Dataset extract
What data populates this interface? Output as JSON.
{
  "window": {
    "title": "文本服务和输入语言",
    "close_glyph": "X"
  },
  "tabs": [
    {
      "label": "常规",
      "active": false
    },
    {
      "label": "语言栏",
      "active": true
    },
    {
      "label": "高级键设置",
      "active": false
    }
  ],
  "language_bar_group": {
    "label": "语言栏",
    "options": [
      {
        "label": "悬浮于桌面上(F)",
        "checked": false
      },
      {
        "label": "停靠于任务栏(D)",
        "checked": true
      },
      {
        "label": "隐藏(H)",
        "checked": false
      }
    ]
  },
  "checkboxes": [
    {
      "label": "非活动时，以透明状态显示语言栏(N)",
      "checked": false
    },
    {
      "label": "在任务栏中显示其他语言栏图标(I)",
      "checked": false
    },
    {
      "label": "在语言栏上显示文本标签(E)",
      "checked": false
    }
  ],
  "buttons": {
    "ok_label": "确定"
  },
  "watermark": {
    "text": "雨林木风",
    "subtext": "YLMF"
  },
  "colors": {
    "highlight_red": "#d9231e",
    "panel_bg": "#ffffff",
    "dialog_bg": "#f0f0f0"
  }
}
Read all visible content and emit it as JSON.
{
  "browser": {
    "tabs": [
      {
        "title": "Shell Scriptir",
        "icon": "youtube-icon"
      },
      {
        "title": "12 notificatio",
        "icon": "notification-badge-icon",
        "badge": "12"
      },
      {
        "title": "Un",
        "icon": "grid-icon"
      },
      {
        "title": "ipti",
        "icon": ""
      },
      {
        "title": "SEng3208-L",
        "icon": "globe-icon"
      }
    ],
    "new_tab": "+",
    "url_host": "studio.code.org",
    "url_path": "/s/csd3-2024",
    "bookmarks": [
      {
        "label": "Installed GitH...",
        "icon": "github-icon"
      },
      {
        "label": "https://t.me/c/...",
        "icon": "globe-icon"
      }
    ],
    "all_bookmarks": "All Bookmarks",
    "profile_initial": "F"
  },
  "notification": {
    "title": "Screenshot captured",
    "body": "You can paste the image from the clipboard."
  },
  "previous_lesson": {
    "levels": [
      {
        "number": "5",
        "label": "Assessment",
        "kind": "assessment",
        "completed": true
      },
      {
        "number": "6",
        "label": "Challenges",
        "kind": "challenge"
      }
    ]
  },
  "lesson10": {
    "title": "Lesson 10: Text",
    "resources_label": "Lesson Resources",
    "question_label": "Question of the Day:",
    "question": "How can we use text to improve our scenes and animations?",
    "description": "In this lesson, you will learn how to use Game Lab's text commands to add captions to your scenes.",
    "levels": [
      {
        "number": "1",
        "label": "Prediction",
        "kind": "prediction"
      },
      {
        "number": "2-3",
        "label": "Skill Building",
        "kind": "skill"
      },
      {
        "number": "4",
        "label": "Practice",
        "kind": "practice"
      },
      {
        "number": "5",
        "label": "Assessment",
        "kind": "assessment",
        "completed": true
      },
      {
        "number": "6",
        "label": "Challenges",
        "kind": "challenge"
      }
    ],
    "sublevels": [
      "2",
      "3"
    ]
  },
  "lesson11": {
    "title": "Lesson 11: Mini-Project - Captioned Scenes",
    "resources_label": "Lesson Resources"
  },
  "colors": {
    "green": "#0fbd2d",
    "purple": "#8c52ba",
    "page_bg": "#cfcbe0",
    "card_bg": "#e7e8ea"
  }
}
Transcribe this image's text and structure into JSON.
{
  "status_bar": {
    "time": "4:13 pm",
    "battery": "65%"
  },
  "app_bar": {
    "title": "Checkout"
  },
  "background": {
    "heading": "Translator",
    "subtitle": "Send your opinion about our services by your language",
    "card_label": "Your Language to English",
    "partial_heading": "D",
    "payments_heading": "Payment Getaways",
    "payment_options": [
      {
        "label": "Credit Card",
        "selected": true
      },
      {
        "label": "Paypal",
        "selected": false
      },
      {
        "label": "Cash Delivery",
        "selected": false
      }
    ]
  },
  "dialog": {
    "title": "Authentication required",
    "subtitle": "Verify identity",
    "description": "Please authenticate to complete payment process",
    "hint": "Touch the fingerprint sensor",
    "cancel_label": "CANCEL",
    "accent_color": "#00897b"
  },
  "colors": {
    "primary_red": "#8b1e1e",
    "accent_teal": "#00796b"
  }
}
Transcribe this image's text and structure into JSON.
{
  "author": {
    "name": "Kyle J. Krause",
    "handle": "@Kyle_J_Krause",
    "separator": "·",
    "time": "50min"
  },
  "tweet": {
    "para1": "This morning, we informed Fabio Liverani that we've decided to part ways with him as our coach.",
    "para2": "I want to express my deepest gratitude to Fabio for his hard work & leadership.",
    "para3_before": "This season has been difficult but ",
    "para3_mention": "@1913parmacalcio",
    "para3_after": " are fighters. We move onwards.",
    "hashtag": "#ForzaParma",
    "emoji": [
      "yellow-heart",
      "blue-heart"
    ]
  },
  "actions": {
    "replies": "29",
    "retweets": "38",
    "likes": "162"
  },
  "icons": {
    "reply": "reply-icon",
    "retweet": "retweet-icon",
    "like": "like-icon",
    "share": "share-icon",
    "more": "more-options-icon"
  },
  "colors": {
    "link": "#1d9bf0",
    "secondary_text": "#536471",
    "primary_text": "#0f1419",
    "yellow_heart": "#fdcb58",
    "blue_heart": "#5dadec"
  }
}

Your goal
Write out every entry again, keeping each line exactly the same.

Completed task
What data populates this interface? Output as JSON.
{
  "window": {
    "title": "文本服务和输入语言",
    "close_glyph": "X"
  },
  "tabs": [
    {
      "label": "常规",
      "active": false
    },
    {
      "label": "语言栏",
      "active": true
    },
    {
      "label": "高级键设置",
      "active": false
    }
  ],
  "language_bar_group": {
    "label": "语言栏",
    "options": [
      {
        "label": "悬浮于桌面上(F)",
        "checked": false
      },
      {
        "label": "停靠于任务栏(D)",
        "checked": true
      },
      {
        "label": "隐藏(H)",
        "checked": false
      }
    ]
  },
  "checkboxes": [
    {
      "label": "非活动时，以透明状态显示语言栏(N)",
      "checked": false
    },
    {
      "label": "在任务栏中显示其他语言栏图标(I)",
      "checked": false
    },
    {
      "label": "在语言栏上显示文本标签(E)",
      "checked": false
    }
  ],
  "buttons": {
    "ok_label": "确定"
  },
  "watermark": {
    "text": "雨林木风",
    "subtext": "YLMF"
  },
  "colors": {
    "highlight_red": "#d9231e",
    "panel_bg": "#ffffff",
    "dialog_bg": "#f0f0f0"
  }
}
Read all visible content and emit it as JSON.
{
  "browser": {
    "tabs": [
      {
        "title": "Shell Scriptir",
        "icon": "youtube-icon"
      },
      {
        "title": "12 notificatio",
        "icon": "notification-badge-icon",
        "badge": "12"
      },
      {
        "title": "Un",
        "icon": "grid-icon"
      },
      {
        "title": "ipti",
        "icon": ""
      },
      {
        "title": "SEng3208-L",
        "icon": "globe-icon"
      }
    ],
    "new_tab": "+",
    "url_host": "studio.code.org",
    "url_path": "/s/csd3-2024",
    "bookmarks": [
      {
        "label": "Installed GitH...",
        "icon": "github-icon"
      },
      {
        "label": "https://t.me/c/...",
        "icon": "globe-icon"
      }
    ],
    "all_bookmarks": "All Bookmarks",
    "profile_initial": "F"
  },
  "notification": {
    "title": "Screenshot captured",
    "body": "You can paste the image from the clipboard."
  },
  "previous_lesson": {
    "levels": [
      {
        "number": "5",
        "label": "Assessment",
        "kind": "assessment",
        "completed": true
      },
      {
        "number": "6",
        "label": "Challenges",
        "kind": "challenge"
      }
    ]
  },
  "lesson10": {
    "title": "Lesson 10: Text",
    "resources_label": "Lesson Resources",
    "question_label": "Question of the Day:",
    "question": "How can we use text to improve our scenes and animations?",
    "description": "In this lesson, you will learn how to use Game Lab's text commands to add captions to your scenes.",
    "levels": [
      {
        "number": "1",
        "label": "Prediction",
        "kind": "prediction"
      },
      {
        "number": "2-3",
        "label": "Skill Building",
        "kind": "skill"
      },
      {
        "number": "4",
        "label": "Practice",
        "kind": "practice"
      },
      {
        "number": "5",
        "label": "Assessment",
        "kind": "assessment",
        "completed": true
      },
      {
        "number": "6",
        "label": "Challenges",
        "kind": "challenge"
      }
    ],
    "sublevels": [
      "2",
      "3"
    ]
  },
  "lesson11": {
    "title": "Lesson 11: Mini-Project - Captioned Scenes",
    "resources_label": "Lesson Resources"
  },
  "colors": {
    "green": "#0fbd2d",
    "purple": "#8c52ba",
    "page_bg": "#cfcbe0",
    "card_bg": "#e7e8ea"
  }
}
Transcribe this image's text and structure into JSON.
{
  "status_bar": {
    "time": "4:13 pm",
    "battery": "65%"
  },
  "app_bar": {
    "title": "Checkout"
  },
  "background": {
    "heading": "Translator",
    "subtitle": "Send your opinion about our services by your language",
    "card_label": "Your Language to English",
    "partial_heading": "D",
    "payments_heading": "Payment Getaways",
    "payment_options": [
      {
        "label": "Credit Card",
        "selected": true
      },
      {
        "label": "Paypal",
        "selected": false
      },
      {
        "label": "Cash Delivery",
        "selected": false
      }
    ]
  },
  "dialog": {
    "title": "Authentication required",
    "subtitle": "Verify identity",
    "description": "Please authenticate to complete payment process",
    "hint": "Touch the fingerprint sensor",
    "cancel_label": "CANCEL",
    "accent_color": "#00897b"
  },
  "colors": {
    "primary_red": "#8b1e1e",
    "accent_teal": "#00796b"
  }
}
Transcribe this image's text and structure into JSON.
{
  "author": {
    "name": "Kyle J. Krause",
    "handle": "@Kyle_J_Krause",
    "separator": "·",
    "time": "50min"
  },
  "tweet": {
    "para1": "This morning, we informed Fabio Liverani that we've decided to part ways with him as our coach.",
    "para2": "I want to express my deepest gratitude to Fabio for his hard work & leadership.",
    "para3_before": "This season has been difficult but ",
    "para3_mention": "@1913parmacalcio",
    "para3_after": " are fighters. We move onwards.",
    "hashtag": "#ForzaParma",
    "emoji": [
      "yellow-heart",
      "blue-heart"
    ]
  },
  "actions": {
    "replies": "29",
    "retweets": "38",
    "likes": "162"
  },
  "icons": {
    "reply": "reply-icon",
    "retweet": "retweet-icon",
    "like": "like-icon",
    "share": "share-icon",
    "more": "more-options-icon"
  },
  "colors": {
    "link": "#1d9bf0",
    "secondary_text": "#536471",
    "primary_text": "#0f1419",
    "yellow_heart": "#fdcb58",
    "blue_heart": "#5dadec"
  }
}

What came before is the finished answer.